_EXERCICE ÉCRIT A:_
Répondez aux questions suivantes à partir du texte ci-dessous sur le voyage « désorganisé ».
(i) Quelle agence est présentée comme capable d'orchestrer les envies spontanées ?
(ii) De quel pays à quel pays le voyageur passe-t-il quelques heures plus tard ?
(iii) De qui le voyageur partage-t-il la devise ?

------------------------------------------------

Changer d’avis comme de chemise, prévoir de ne rien prévoir, faire de l’improvisation son fil d’Ariane… Le voyage «désorganisé» fait des émules et trouve écho chez Voyageurs du Monde, capable d’orchestrer les envies spontanées. Témoignage.
«Je voyais à l’horizon des sommets magnifiques, bien plus attirants que ceux que j’avais sous les yeux, un soleil splendide alors que nous étions constamment sous les nuages, et je me suis demandé ce qu’on f…..t là ! Quelques heures plus tard, malgré un garde-frontière récalcitrant, nous passions de l’Argentine au Chili.» Habitué à vivre à deux cents à l’heure, sillonnant la planète douze mois sur douze, ce voyageur anonyme ne prend que quelques jours de décompression par an. Exigeant, n’ayant pas une minute à perdre (il fait remarquer que le nombre d’étés qu’il nous reste à vivre est moins épais qu’un paquet de biscuits), l’esthète partage la devise d’Oscar Wilde qui affirmait : «J’ai les goûts les plus simples du monde, je me contente du meilleur.» Un sacerdoce qui devient vite ennuyeux si vous n’y ajoutez pas le sel indispensable au voyage : l’imprévu.

------------------------------------------------

_EXERCICE ÉCRIT B:_
Dans les enregistrements, recopiez à l'identique tout ce qui va de la ligne contenant « Bar <box>717 158 911 177</box> » jusqu'à la ligne contenant « Text: Household Income », ces deux lignes incluses.

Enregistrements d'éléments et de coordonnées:
------------------------------------------------

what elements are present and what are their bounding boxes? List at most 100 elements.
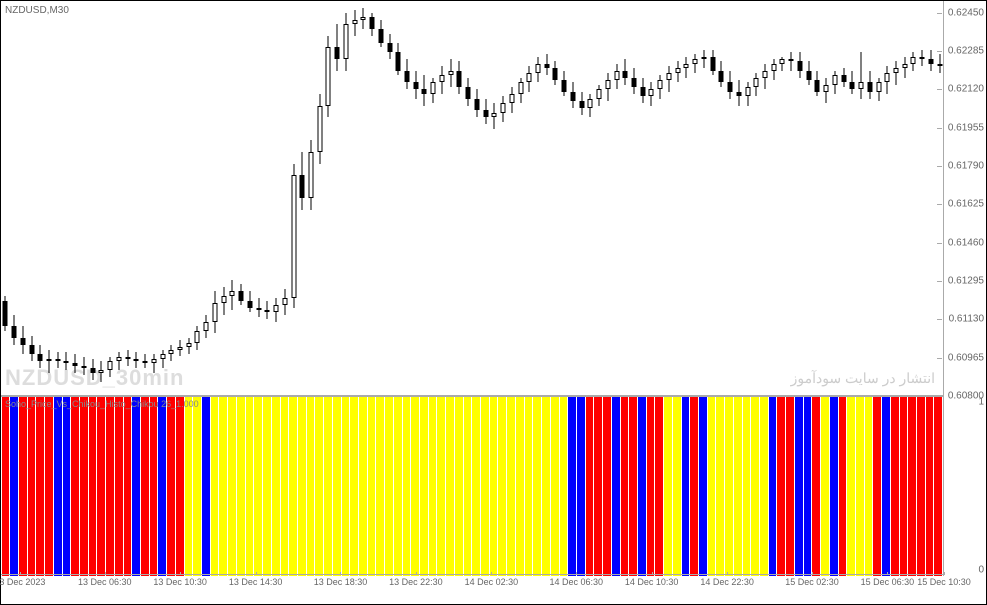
- price-tick-label: 0.62120: [948, 84, 984, 95]
- indicator-bar: [551, 397, 559, 576]
- time-tick-label: 14 Dec 22:30: [700, 577, 754, 587]
- price-tick-mark: [937, 128, 942, 129]
- time-x-axis: 13 Dec 2023 13 Dec 06:30 13 Dec 10:30 13 De…: [1, 574, 944, 604]
- time-tick-label: 14 Dec 10:30: [625, 577, 679, 587]
- indicator-bar: [926, 397, 934, 576]
- price-chart-area[interactable]: NZDUSD,M30 NZDUSD_30min انتشار در سایت س…: [1, 1, 944, 396]
- indicator-bar: [673, 397, 681, 576]
- indicator-bar: [734, 397, 742, 576]
- indicator-bar: [54, 397, 62, 576]
- price-tick-label: 0.61790: [948, 160, 984, 171]
- indicator-bar: [411, 397, 419, 576]
- indicator-bar: [464, 397, 472, 576]
- indicator-bar: [812, 397, 820, 576]
- indicator-bar: [455, 397, 463, 576]
- indicator-bar: [376, 397, 384, 576]
- price-tick-label: 0.62450: [948, 7, 984, 18]
- time-tick-label: 15 Dec 10:30: [917, 577, 971, 587]
- indicator-bar: [525, 397, 533, 576]
- indicator-bar: [603, 397, 611, 576]
- indicator-bar: [716, 397, 724, 576]
- indicator-bar: [568, 397, 576, 576]
- indicator-bar: [481, 397, 489, 576]
- indicator-bar: [158, 397, 166, 576]
- indicator-bar: [124, 397, 132, 576]
- indicator-bar: [664, 397, 672, 576]
- price-tick-mark: [937, 51, 942, 52]
- indicator-bar: [699, 397, 707, 576]
- price-tick-mark: [937, 281, 942, 282]
- indicator-bar: [821, 397, 829, 576]
- indicator-bar: [751, 397, 759, 576]
- indicator-bar: [638, 397, 646, 576]
- indicator-bar: [298, 397, 306, 576]
- indicator-bar: [45, 397, 53, 576]
- indicator-bar: [211, 397, 219, 576]
- time-tick-mark: [340, 572, 341, 575]
- indicator-bar: [621, 397, 629, 576]
- indicator-bar: [804, 397, 812, 576]
- time-tick-label: 14 Dec 06:30: [549, 577, 603, 587]
- indicator-bar: [786, 397, 794, 576]
- indicator-bar: [882, 397, 890, 576]
- time-tick-label: 13 Dec 2023: [0, 577, 45, 587]
- indicator-bar: [63, 397, 71, 576]
- indicator-bar: [629, 397, 637, 576]
- indicator-bar: [36, 397, 44, 576]
- indicator-bar: [769, 397, 777, 576]
- price-tick-mark: [937, 319, 942, 320]
- time-tick-label: 13 Dec 06:30: [78, 577, 132, 587]
- indicator-bar: [542, 397, 550, 576]
- indicator-bar: [237, 397, 245, 576]
- indicator-bar: [594, 397, 602, 576]
- indicator-bar: [655, 397, 663, 576]
- indicator-histogram: [1, 397, 943, 576]
- indicator-bar: [254, 397, 262, 576]
- indicator-bar: [873, 397, 881, 576]
- indicator-bar: [132, 397, 140, 576]
- indicator-bar: [71, 397, 79, 576]
- indicator-bar: [917, 397, 925, 576]
- indicator-bar: [97, 397, 105, 576]
- time-tick-label: 15 Dec 06:30: [861, 577, 915, 587]
- indicator-bar: [830, 397, 838, 576]
- indicator-bar: [333, 397, 341, 576]
- indicator-bar: [777, 397, 785, 576]
- time-tick-label: 13 Dec 18:30: [314, 577, 368, 587]
- indicator-bar: [315, 397, 323, 576]
- time-tick-mark: [576, 572, 577, 575]
- price-tick-mark: [937, 89, 942, 90]
- indicator-bar: [185, 397, 193, 576]
- price-tick-label: 0.61295: [948, 275, 984, 286]
- indicator-bar: [368, 397, 376, 576]
- indicator-bar: [560, 397, 568, 576]
- indicator-bar: [490, 397, 498, 576]
- price-tick-mark: [937, 358, 942, 359]
- indicator-bar: [891, 397, 899, 576]
- indicator-bar: [80, 397, 88, 576]
- indicator-bar: [281, 397, 289, 576]
- indicator-bar: [403, 397, 411, 576]
- indicator-bar: [612, 397, 620, 576]
- time-tick-mark: [652, 572, 653, 575]
- indicator-bar: [202, 397, 210, 576]
- indicator-bar: [865, 397, 873, 576]
- indicator-tick-label: 1: [978, 397, 984, 408]
- indicator-bar: [533, 397, 541, 576]
- time-tick-mark: [944, 572, 945, 575]
- indicator-bar: [89, 397, 97, 576]
- indicator-bar: [2, 397, 10, 576]
- time-tick-label: 13 Dec 10:30: [153, 577, 207, 587]
- time-tick-mark: [491, 572, 492, 575]
- indicator-bar: [385, 397, 393, 576]
- indicator-bar: [342, 397, 350, 576]
- indicator-bar: [647, 397, 655, 576]
- price-tick-mark: [937, 243, 942, 244]
- indicator-bar: [19, 397, 27, 576]
- time-tick-label: 15 Dec 02:30: [785, 577, 839, 587]
- time-tick-mark: [416, 572, 417, 575]
- indicator-bar: [743, 397, 751, 576]
- indicator-bar: [167, 397, 175, 576]
- indicator-chart-area[interactable]: Soho_Price_Vs_Chikou_Histo_Chikou 26_1.0…: [1, 396, 944, 576]
- candlestick-series: [1, 1, 943, 395]
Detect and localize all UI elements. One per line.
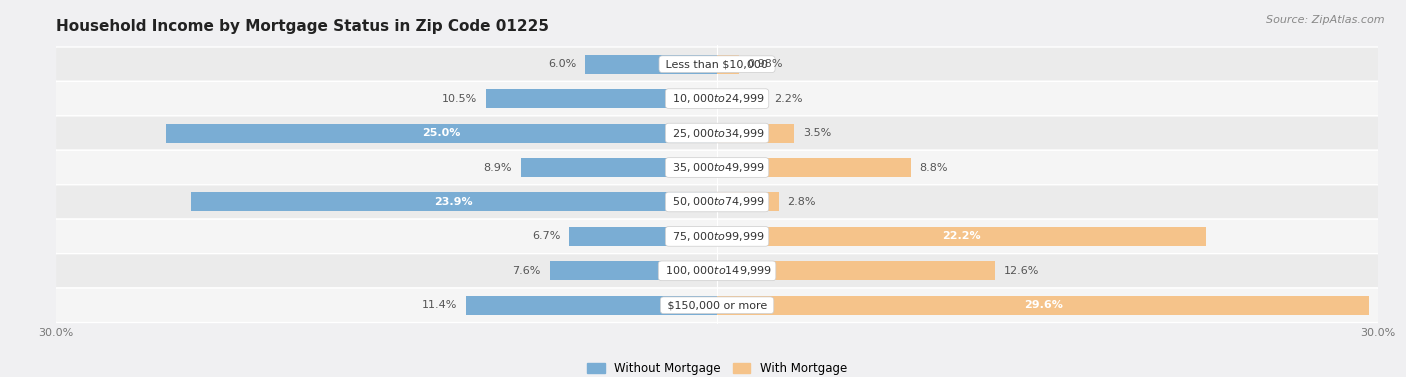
Bar <box>717 158 911 177</box>
Text: 23.9%: 23.9% <box>434 197 474 207</box>
Bar <box>465 296 717 315</box>
Text: 11.4%: 11.4% <box>422 300 457 310</box>
Text: 22.2%: 22.2% <box>942 231 981 241</box>
Text: $100,000 to $149,999: $100,000 to $149,999 <box>662 264 772 277</box>
Bar <box>569 227 717 246</box>
Text: 25.0%: 25.0% <box>423 128 461 138</box>
Bar <box>585 55 717 74</box>
Legend: Without Mortgage, With Mortgage: Without Mortgage, With Mortgage <box>582 357 852 377</box>
FancyBboxPatch shape <box>55 116 1379 150</box>
Bar <box>166 124 717 143</box>
Text: 2.2%: 2.2% <box>775 93 803 104</box>
FancyBboxPatch shape <box>55 150 1379 185</box>
Text: $25,000 to $34,999: $25,000 to $34,999 <box>669 127 765 139</box>
Text: 29.6%: 29.6% <box>1024 300 1063 310</box>
Bar <box>717 296 1369 315</box>
FancyBboxPatch shape <box>55 254 1379 288</box>
Text: $10,000 to $24,999: $10,000 to $24,999 <box>669 92 765 105</box>
Text: 6.0%: 6.0% <box>548 59 576 69</box>
Text: 10.5%: 10.5% <box>441 93 477 104</box>
Text: $150,000 or more: $150,000 or more <box>664 300 770 310</box>
Bar <box>522 158 717 177</box>
Text: $35,000 to $49,999: $35,000 to $49,999 <box>669 161 765 174</box>
FancyBboxPatch shape <box>55 47 1379 81</box>
Bar <box>717 124 794 143</box>
Text: Household Income by Mortgage Status in Zip Code 01225: Household Income by Mortgage Status in Z… <box>56 19 550 34</box>
FancyBboxPatch shape <box>55 219 1379 254</box>
Text: Less than $10,000: Less than $10,000 <box>662 59 772 69</box>
Text: 3.5%: 3.5% <box>803 128 831 138</box>
Text: $50,000 to $74,999: $50,000 to $74,999 <box>669 195 765 208</box>
Bar <box>717 193 779 211</box>
Bar <box>486 89 717 108</box>
Text: 2.8%: 2.8% <box>787 197 815 207</box>
Text: 8.8%: 8.8% <box>920 162 948 173</box>
Text: 12.6%: 12.6% <box>1004 266 1039 276</box>
Bar <box>717 55 738 74</box>
Bar <box>717 227 1206 246</box>
Text: 6.7%: 6.7% <box>533 231 561 241</box>
Text: 7.6%: 7.6% <box>512 266 541 276</box>
Text: 0.98%: 0.98% <box>748 59 783 69</box>
Bar <box>717 89 765 108</box>
Bar <box>717 261 994 280</box>
FancyBboxPatch shape <box>55 81 1379 116</box>
FancyBboxPatch shape <box>55 185 1379 219</box>
Bar <box>191 193 717 211</box>
Text: 8.9%: 8.9% <box>484 162 512 173</box>
Text: $75,000 to $99,999: $75,000 to $99,999 <box>669 230 765 243</box>
Text: Source: ZipAtlas.com: Source: ZipAtlas.com <box>1267 15 1385 25</box>
Bar <box>550 261 717 280</box>
FancyBboxPatch shape <box>55 288 1379 322</box>
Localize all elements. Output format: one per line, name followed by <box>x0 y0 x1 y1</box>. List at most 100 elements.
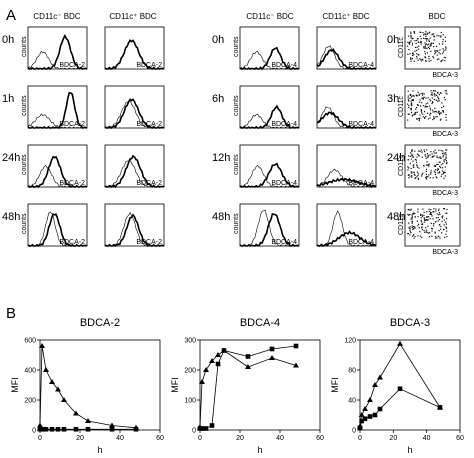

------------------------------------------------

_RÉPONSE A:_
(i) Voyageurs du Monde.
(ii) De l'Argentine au Chili.
(iii) D'Oscar Wilde.

_RÉPONSE B:_
Bar <box>717 158 911 177</box>
Text: 23.9%: 23.9% <box>434 197 474 207</box>
Bar <box>465 296 717 315</box>
Text: 11.4%: 11.4% <box>422 300 457 310</box>
Text: 22.2%: 22.2% <box>942 231 981 241</box>
Text: $100,000 to $149,999: $100,000 to $149,999 <box>662 264 772 277</box>
Bar <box>569 227 717 246</box>
Text: 25.0%: 25.0% <box>423 128 461 138</box>
Bar <box>585 55 717 74</box>
Legend: Without Mortgage, With Mortgage: Without Mortgage, With Mortgage <box>582 357 852 377</box>
FancyBboxPatch shape <box>55 116 1379 150</box>
Bar <box>166 124 717 143</box>
Text: 2.2%: 2.2% <box>775 93 803 104</box>
FancyBboxPatch shape <box>55 150 1379 185</box>
Text: $25,000 to $34,999: $25,000 to $34,999 <box>669 127 765 139</box>
Text: 29.6%: 29.6% <box>1024 300 1063 310</box>
Bar <box>717 296 1369 315</box>
FancyBboxPatch shape <box>55 254 1379 288</box>
Text: $10,000 to $24,999: $10,000 to $24,999 <box>669 92 765 105</box>
Text: 6.0%: 6.0% <box>548 59 576 69</box>
Text: 10.5%: 10.5% <box>441 93 477 104</box>
Text: $150,000 or more: $150,000 or more <box>664 300 770 310</box>
Bar <box>522 158 717 177</box>
Text: $35,000 to $49,999: $35,000 to $49,999 <box>669 161 765 174</box>
FancyBboxPatch shape <box>55 47 1379 81</box>
Bar <box>717 124 794 143</box>
Text: Household Income by Mortgage Status in Zip Code 01225: Household Income by Mortgage Status in Z… <box>56 19 550 34</box>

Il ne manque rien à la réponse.